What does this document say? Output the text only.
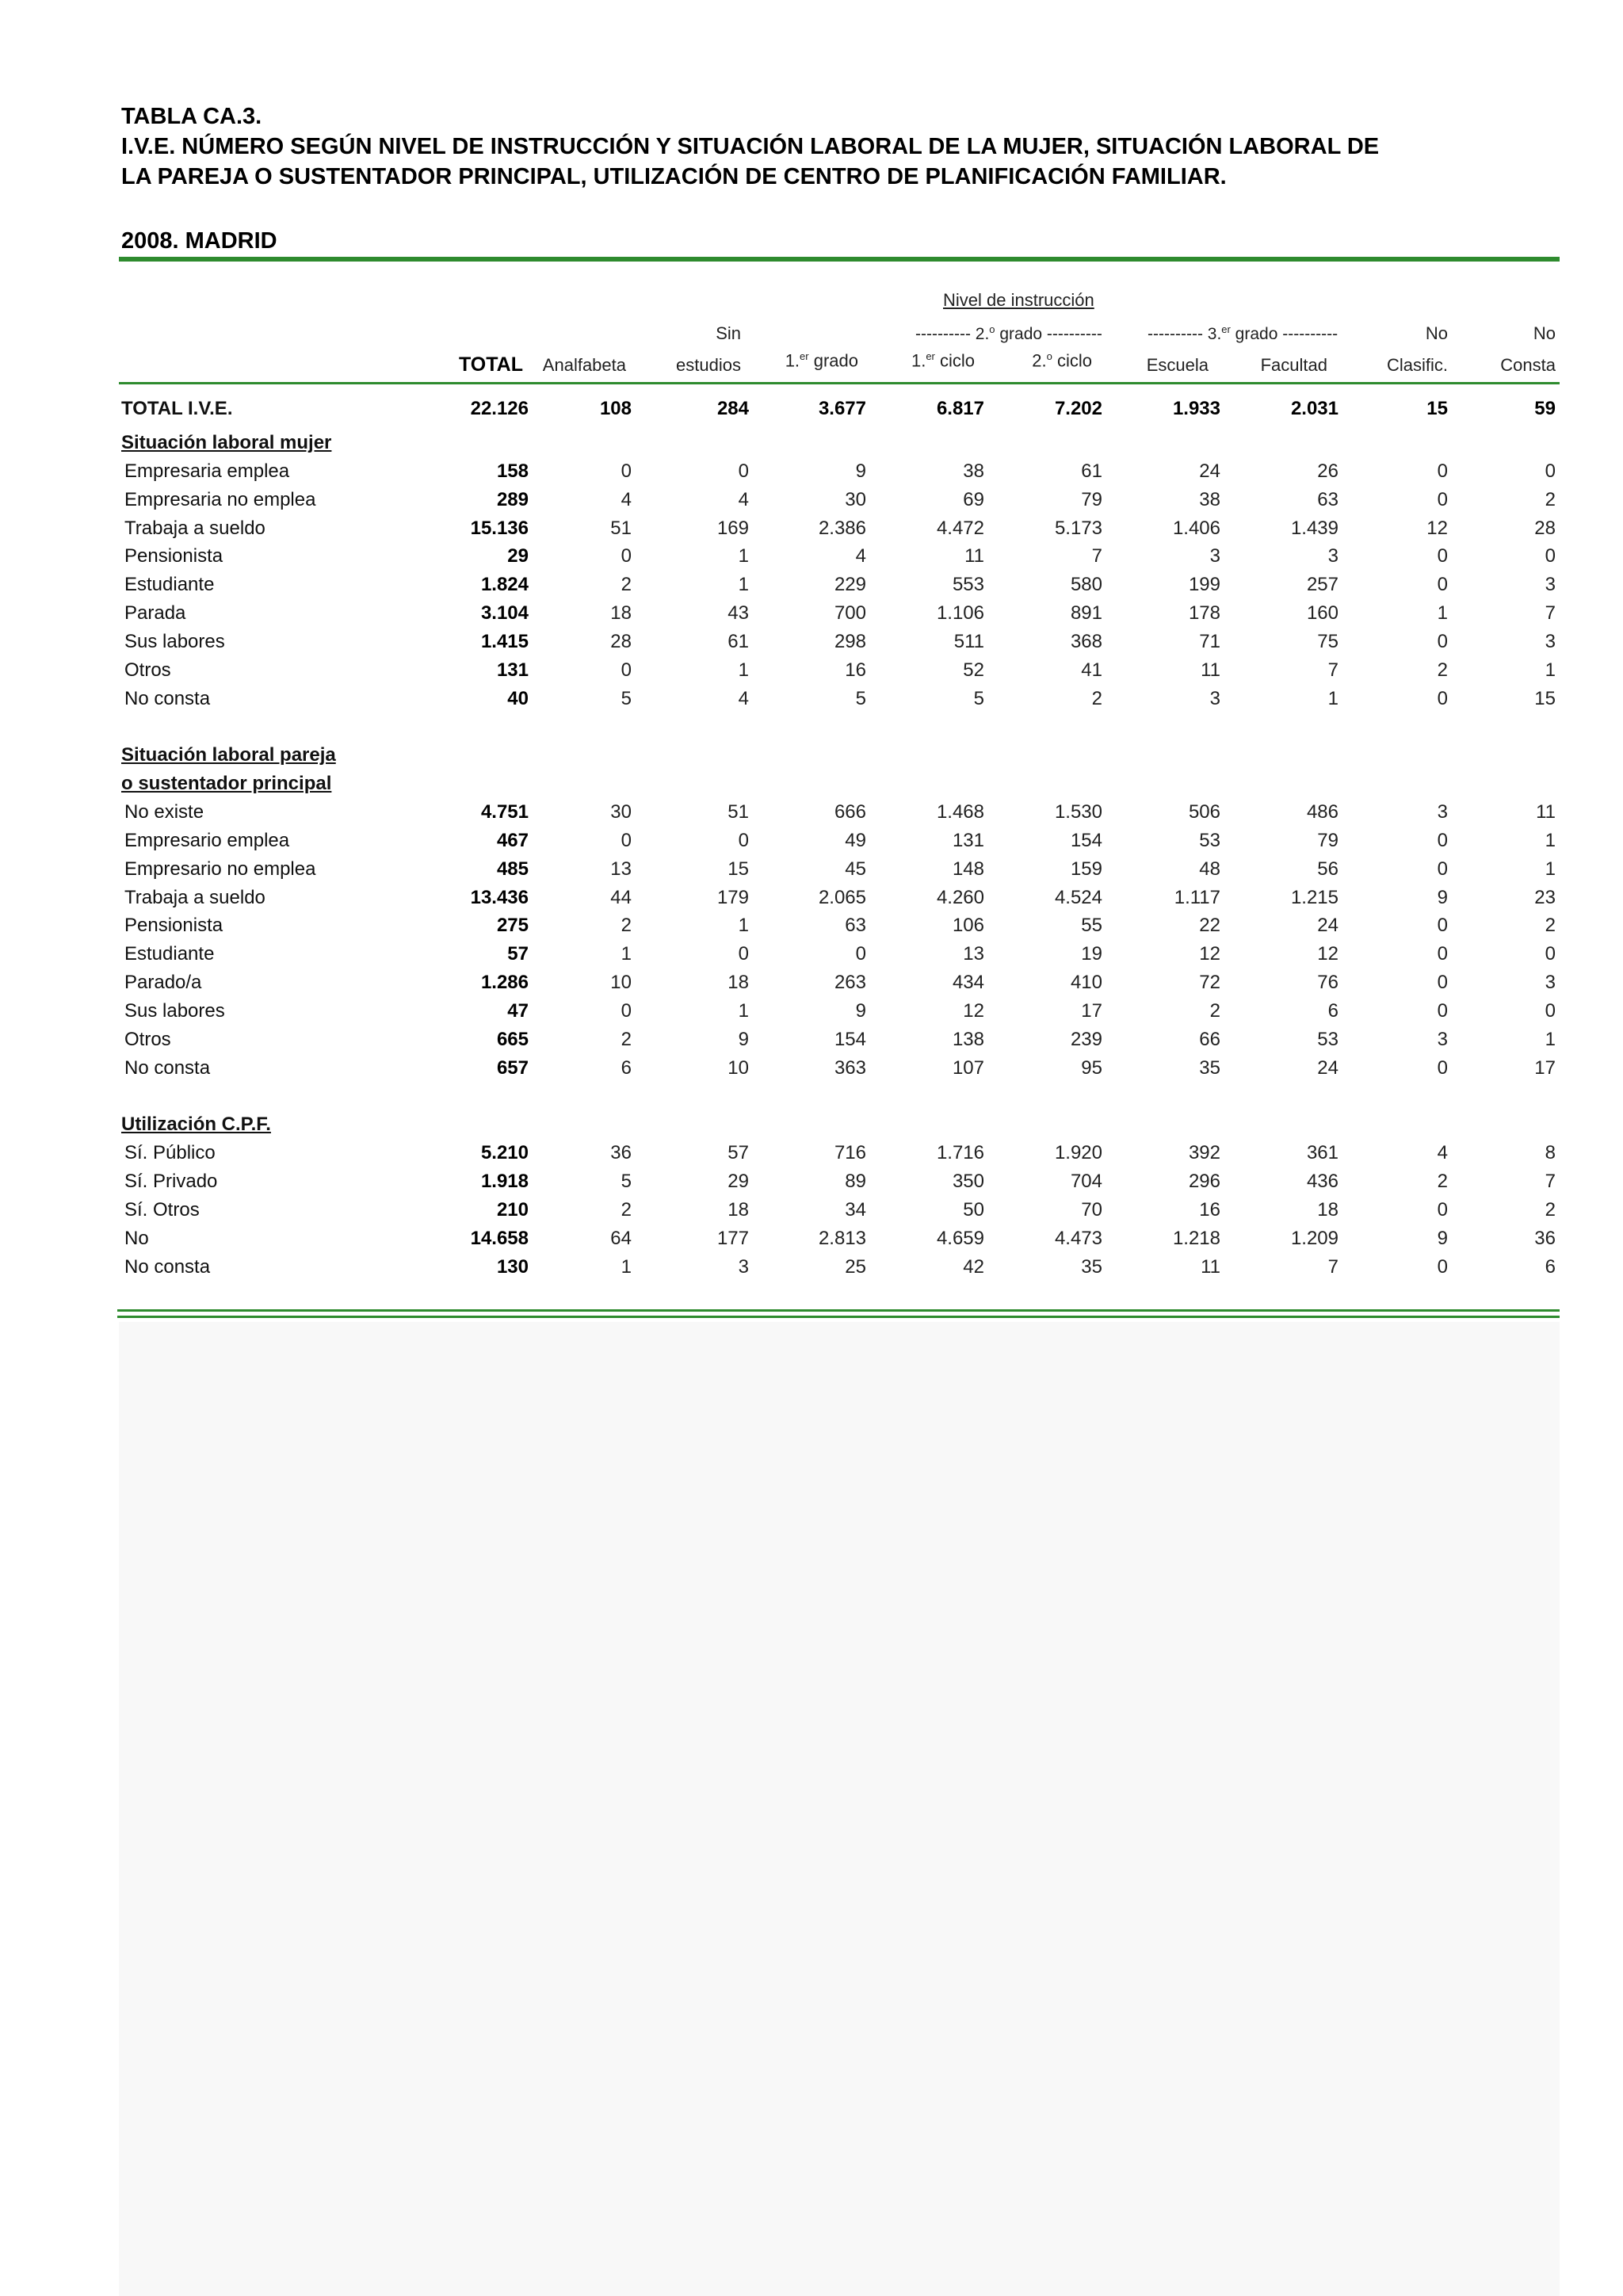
TABLA CA.3.
I.V.E. NÚMERO SEGÚN NIVEL DE INSTRUCCIÓN Y SITUACIÓN LABORAL DE LA MUJER, SITUACIÓN LABORAL DE
LA PAREJA O SUSTENTADOR PRINCIPAL, UTILIZACIÓN DE CENTRO DE PLANIFICACIÓN FAMILIAR.
2008. MADRID
Nivel de instrucción
Sin	---------- 2.$^o$ grado ----------	---------- 3.$^{er}$ grado ----------	No	No
TOTAL	Analfabeta	estudios	1.$^{er}$ grado	1.$^{er}$ ciclo	2.$^o$ ciclo	Escuela	Facultad	Clasific.	Consta
TOTAL I.V.E.	22.126	108	284	3.677	6.817	7.202	1.933	2.031	15	59
Situación laboral mujer
Empresaria emplea	158	0	0	9	38	61	24	26	0	0
Empresaria no emplea	289	4	4	30	69	79	38	63	0	2
Trabaja a sueldo	15.136	51	169	2.386	4.472	5.173	1.406	1.439	12	28
Pensionista	29	0	1	4	11	7	3	3	0	0
Estudiante	1.824	2	1	229	553	580	199	257	0	3
Parada	3.104	18	43	700	1.106	891	178	160	1	7
Sus labores	1.415	28	61	298	511	368	71	75	0	3
Otros	131	0	1	16	52	41	11	7	2	1
No consta	40	5	4	5	5	2	3	1	0	15
Situación laboral pareja
o sustentador principal
No existe	4.751	30	51	666	1.468	1.530	506	486	3	11
Empresario emplea	467	0	0	49	131	154	53	79	0	1
Empresario no emplea	485	13	15	45	148	159	48	56	0	1
Trabaja a sueldo	13.436	44	179	2.065	4.260	4.524	1.117	1.215	9	23
Pensionista	275	2	1	63	106	55	22	24	0	2
Estudiante	57	1	0	0	13	19	12	12	0	0
Parado/a	1.286	10	18	263	434	410	72	76	0	3
Sus labores	47	0	1	9	12	17	2	6	0	0
Otros	665	2	9	154	138	239	66	53	3	1
No consta	657	6	10	363	107	95	35	24	0	17
Utilización C.P.F.
Sí. Público	5.210	36	57	716	1.716	1.920	392	361	4	8
Sí. Privado	1.918	5	29	89	350	704	296	436	2	7
Sí. Otros	210	2	18	34	50	70	16	18	0	2
No	14.658	64	177	2.813	4.659	4.473	1.218	1.209	9	36
No consta	130	1	3	25	42	35	11	7	0	6
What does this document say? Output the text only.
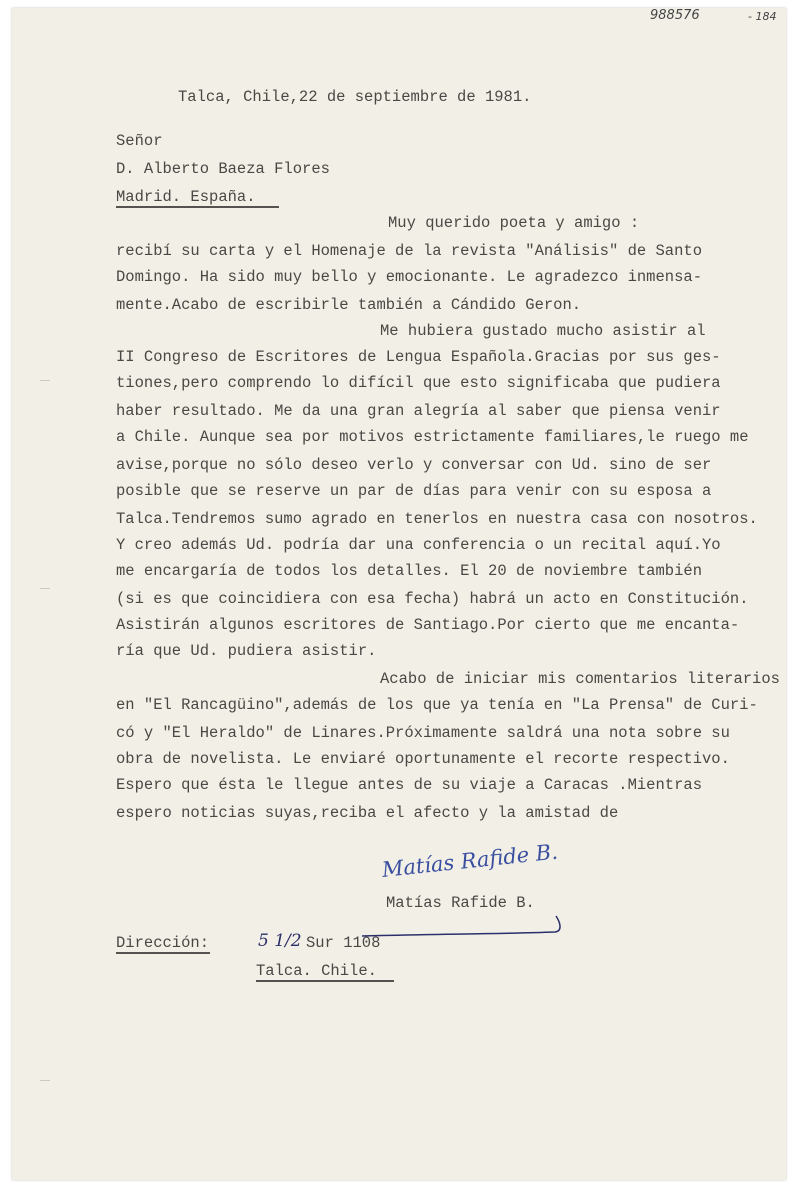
988576	- 184
Talca, Chile,22 de septiembre de 1981.
Señor
D. Alberto Baeza Flores
Madrid. España.
Muy querido poeta y amigo :
recibí su carta y el Homenaje de la revista "Análisis" de Santo
Domingo. Ha sido muy bello y emocionante. Le agradezco inmensa-
mente.Acabo de escribirle también a Cándido Geron.
Me hubiera gustado mucho asistir al
II Congreso de Escritores de Lengua Española.Gracias por sus ges-
tiones,pero comprendo lo difícil que esto significaba que pudiera
haber resultado. Me da una gran alegría al saber que piensa venir
a Chile. Aunque sea por motivos estrictamente familiares,le ruego me
avise,porque no sólo deseo verlo y conversar con Ud. sino de ser
posible que se reserve un par de días para venir con su esposa a
Talca.Tendremos sumo agrado en tenerlos en nuestra casa con nosotros.
Y creo además Ud. podría dar una conferencia o un recital aquí.Yo
me encargaría de todos los detalles. El 20 de noviembre también
(si es que coincidiera con esa fecha) habrá un acto en Constitución.
Asistirán algunos escritores de Santiago.Por cierto que me encanta-
ría que Ud. pudiera asistir.
Acabo de iniciar mis comentarios literarios
en "El Rancagüino",además de los que ya tenía en "La Prensa" de Curi-
có y "El Heraldo" de Linares.Próximamente saldrá una nota sobre su
obra de novelista. Le enviaré oportunamente el recorte respectivo.
Espero que ésta le llegue antes de su viaje a Caracas .Mientras
espero noticias suyas,reciba el afecto y la amistad de
Matías Rafide B.
Matías Rafide B.
Dirección:	5 1/2 Sur 1108
Talca. Chile.
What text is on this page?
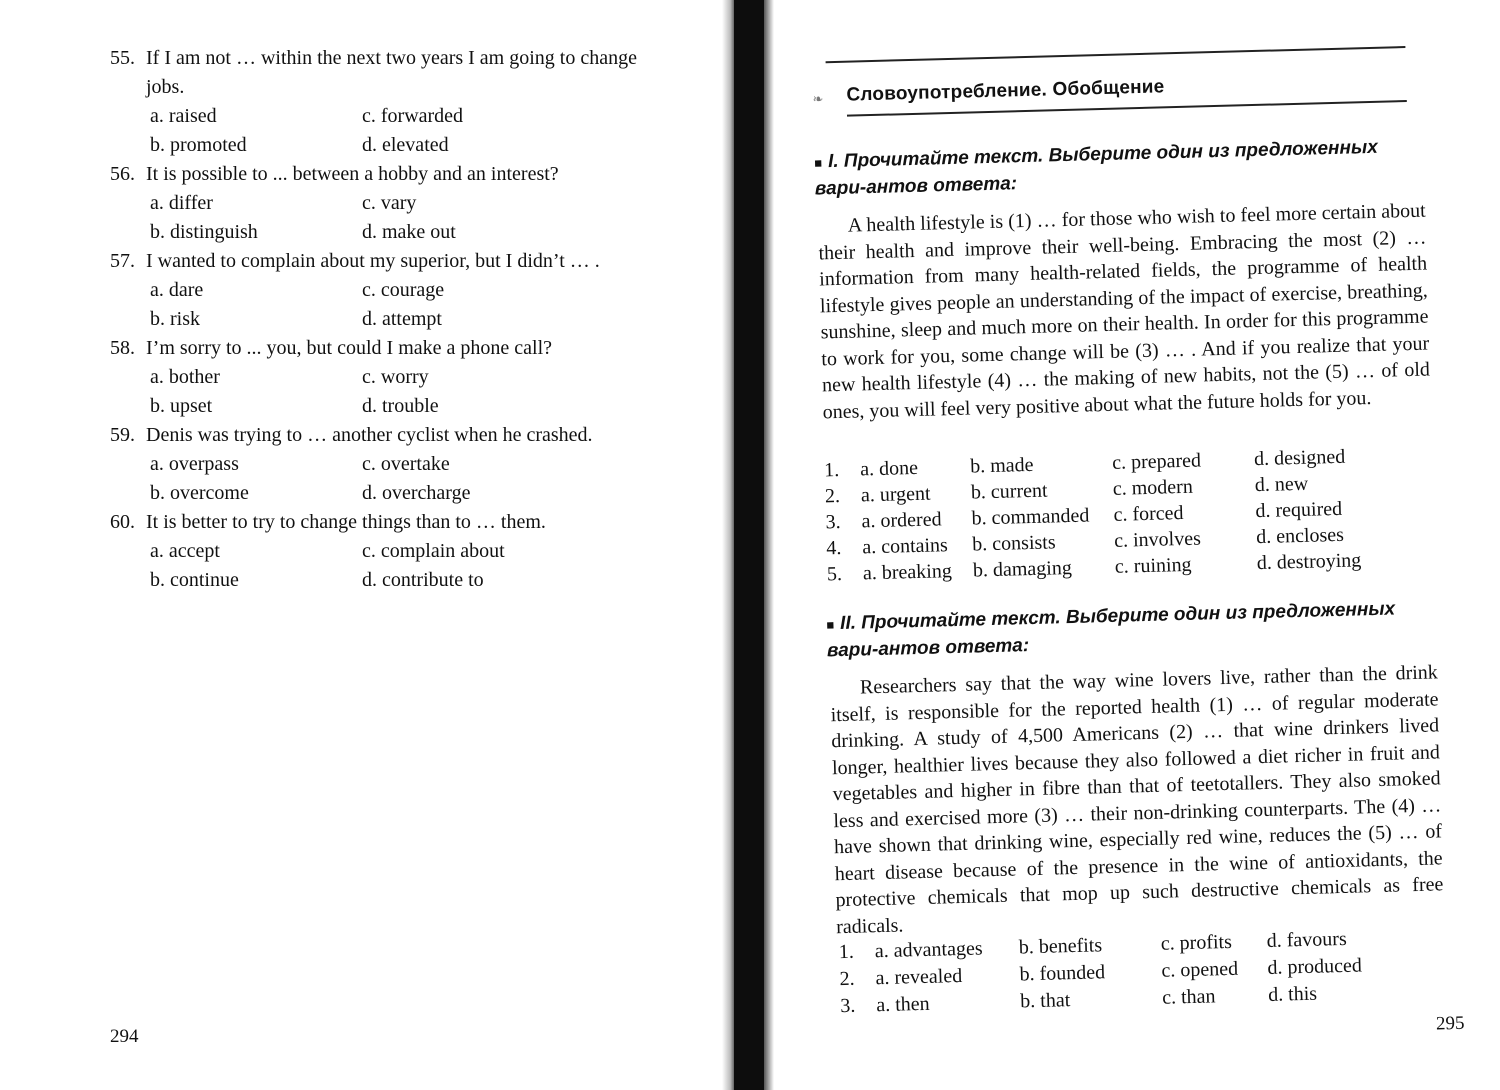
55. If I am not … within the next two years I am going to change
jobs.
a. raised	c. forwarded
b. promoted	d. elevated
56. It is possible to ... between a hobby and an interest?
a. differ	c. vary
b. distinguish	d. make out
57. I wanted to complain about my superior, but I didn’t … .
a. dare	c. courage
b. risk	d. attempt
58. I’m sorry to ... you, but could I make a phone call?
a. bother	c. worry
b. upset	d. trouble
59. Denis was trying to … another cyclist when he crashed.
a. overpass	c. overtake
b. overcome	d. overcharge
60. It is better to try to change things than to … them.
a. accept	c. complain about
b. continue	d. contribute to
294
❧ Словоупотребление. Обобщение
■ I. Прочитайте текст. Выберите один из предложенных вари-антов ответа:

A health lifestyle is (1) … for those who wish to feel more certain about their health and improve their well-being. Embracing the most (2) … information from many health-related fields, the programme of health lifestyle gives people an understanding of the impact of exercise, breathing, sunshine, sleep and much more on their health. In order for this programme to work for you, some change will be (3) … . And if you realize that your new health lifestyle (4) … the making of new habits, not the (5) … of old ones, you will feel very positive about what the future holds for you.

1.	a. done	b. made	c. prepared	d. designed
2.	a. urgent	b. current	c. modern	d. new
3.	a. ordered	b. commanded	c. forced	d. required
4.	a. contains	b. consists	c. involves	d. encloses
5.	a. breaking	b. damaging	c. ruining	d. destroying
■ II. Прочитайте текст. Выберите один из предложенных вари-антов ответа:

Researchers say that the way wine lovers live, rather than the drink itself, is responsible for the reported health (1) … of regular moderate drinking. A study of 4,500 Americans (2) … that wine drinkers lived longer, healthier lives because they also followed a diet richer in fruit and vegetables and higher in fibre than that of teetotallers. They also smoked less and exercised more (3) … their non-drinking counterparts. The (4) … have shown that drinking wine, especially red wine, reduces the (5) … of heart disease because of the presence in the wine of antioxidants, the protective chemicals that mop up such destructive chemicals as free radicals.

1.	a. advantages	b. benefits	c. profits	d. favours
2.	a. revealed	b. founded	c. opened	d. produced
3.	a. then	b. that	c. than	d. this
295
☆ ☆ ☆ ☆ ☆ ☆ ☆
• _Short problem_:
Extract all the data above exactly, excluding every picture.

• _Final result_:
What does this document say? Output the text only.
TABLA CA.3.
I.V.E. NÚMERO SEGÚN NIVEL DE INSTRUCCIÓN Y SITUACIÓN LABORAL DE LA MUJER, SITUACIÓN LABORAL DE
LA PAREJA O SUSTENTADOR PRINCIPAL, UTILIZACIÓN DE CENTRO DE PLANIFICACIÓN FAMILIAR.
2008. MADRID
Nivel de instrucción
Sin	---------- 2.$^o$ grado ----------	---------- 3.$^{er}$ grado ----------	No	No
TOTAL	Analfabeta	estudios	1.$^{er}$ grado	1.$^{er}$ ciclo	2.$^o$ ciclo	Escuela	Facultad	Clasific.	Consta
TOTAL I.V.E.	22.126	108	284	3.677	6.817	7.202	1.933	2.031	15	59
Situación laboral mujer
Empresaria emplea	158	0	0	9	38	61	24	26	0	0
Empresaria no emplea	289	4	4	30	69	79	38	63	0	2
Trabaja a sueldo	15.136	51	169	2.386	4.472	5.173	1.406	1.439	12	28
Pensionista	29	0	1	4	11	7	3	3	0	0
Estudiante	1.824	2	1	229	553	580	199	257	0	3
Parada	3.104	18	43	700	1.106	891	178	160	1	7
Sus labores	1.415	28	61	298	511	368	71	75	0	3
Otros	131	0	1	16	52	41	11	7	2	1
No consta	40	5	4	5	5	2	3	1	0	15
Situación laboral pareja
o sustentador principal
No existe	4.751	30	51	666	1.468	1.530	506	486	3	11
Empresario emplea	467	0	0	49	131	154	53	79	0	1
Empresario no emplea	485	13	15	45	148	159	48	56	0	1
Trabaja a sueldo	13.436	44	179	2.065	4.260	4.524	1.117	1.215	9	23
Pensionista	275	2	1	63	106	55	22	24	0	2
Estudiante	57	1	0	0	13	19	12	12	0	0
Parado/a	1.286	10	18	263	434	410	72	76	0	3
Sus labores	47	0	1	9	12	17	2	6	0	0
Otros	665	2	9	154	138	239	66	53	3	1
No consta	657	6	10	363	107	95	35	24	0	17
Utilización C.P.F.
Sí. Público	5.210	36	57	716	1.716	1.920	392	361	4	8
Sí. Privado	1.918	5	29	89	350	704	296	436	2	7
Sí. Otros	210	2	18	34	50	70	16	18	0	2
No	14.658	64	177	2.813	4.659	4.473	1.218	1.209	9	36
No consta	130	1	3	25	42	35	11	7	0	6
What does this document say? Output the text only.
988576	- 184
Talca, Chile,22 de septiembre de 1981.
Señor
D. Alberto Baeza Flores
Madrid. España.
Muy querido poeta y amigo :
recibí su carta y el Homenaje de la revista "Análisis" de Santo
Domingo. Ha sido muy bello y emocionante. Le agradezco inmensa-
mente.Acabo de escribirle también a Cándido Geron.
Me hubiera gustado mucho asistir al
II Congreso de Escritores de Lengua Española.Gracias por sus ges-
tiones,pero comprendo lo difícil que esto significaba que pudiera
haber resultado. Me da una gran alegría al saber que piensa venir
a Chile. Aunque sea por motivos estrictamente familiares,le ruego me
avise,porque no sólo deseo verlo y conversar con Ud. sino de ser
posible que se reserve un par de días para venir con su esposa a
Talca.Tendremos sumo agrado en tenerlos en nuestra casa con nosotros.
Y creo además Ud. podría dar una conferencia o un recital aquí.Yo
me encargaría de todos los detalles. El 20 de noviembre también
(si es que coincidiera con esa fecha) habrá un acto en Constitución.
Asistirán algunos escritores de Santiago.Por cierto que me encanta-
ría que Ud. pudiera asistir.
Acabo de iniciar mis comentarios literarios
en "El Rancagüino",además de los que ya tenía en "La Prensa" de Curi-
có y "El Heraldo" de Linares.Próximamente saldrá una nota sobre su
obra de novelista. Le enviaré oportunamente el recorte respectivo.
Espero que ésta le llegue antes de su viaje a Caracas .Mientras
espero noticias suyas,reciba el afecto y la amistad de
Matías Rafide B.
Matías Rafide B.
Dirección:	5 1/2 Sur 1108
Talca. Chile.
What text is on this page?
55. If I am not … within the next two years I am going to change
jobs.
a. raised	c. forwarded
b. promoted	d. elevated
56. It is possible to ... between a hobby and an interest?
a. differ	c. vary
b. distinguish	d. make out
57. I wanted to complain about my superior, but I didn’t … .
a. dare	c. courage
b. risk	d. attempt
58. I’m sorry to ... you, but could I make a phone call?
a. bother	c. worry
b. upset	d. trouble
59. Denis was trying to … another cyclist when he crashed.
a. overpass	c. overtake
b. overcome	d. overcharge
60. It is better to try to change things than to … them.
a. accept	c. complain about
b. continue	d. contribute to
294
❧ Словоупотребление. Обобщение
■ I. Прочитайте текст. Выберите один из предложенных вари-антов ответа:

A health lifestyle is (1) … for those who wish to feel more certain about their health and improve their well-being. Embracing the most (2) … information from many health-related fields, the programme of health lifestyle gives people an understanding of the impact of exercise, breathing, sunshine, sleep and much more on their health. In order for this programme to work for you, some change will be (3) … . And if you realize that your new health lifestyle (4) … the making of new habits, not the (5) … of old ones, you will feel very positive about what the future holds for you.

1.	a. done	b. made	c. prepared	d. designed
2.	a. urgent	b. current	c. modern	d. new
3.	a. ordered	b. commanded	c. forced	d. required
4.	a. contains	b. consists	c. involves	d. encloses
5.	a. breaking	b. damaging	c. ruining	d. destroying
■ II. Прочитайте текст. Выберите один из предложенных вари-антов ответа:

Researchers say that the way wine lovers live, rather than the drink itself, is responsible for the reported health (1) … of regular moderate drinking. A study of 4,500 Americans (2) … that wine drinkers lived longer, healthier lives because they also followed a diet richer in fruit and vegetables and higher in fibre than that of teetotallers. They also smoked less and exercised more (3) … their non-drinking counterparts. The (4) … have shown that drinking wine, especially red wine, reduces the (5) … of heart disease because of the presence in the wine of antioxidants, the protective chemicals that mop up such destructive chemicals as free radicals.

1.	a. advantages	b. benefits	c. profits	d. favours
2.	a. revealed	b. founded	c. opened	d. produced
3.	a. then	b. that	c. than	d. this
295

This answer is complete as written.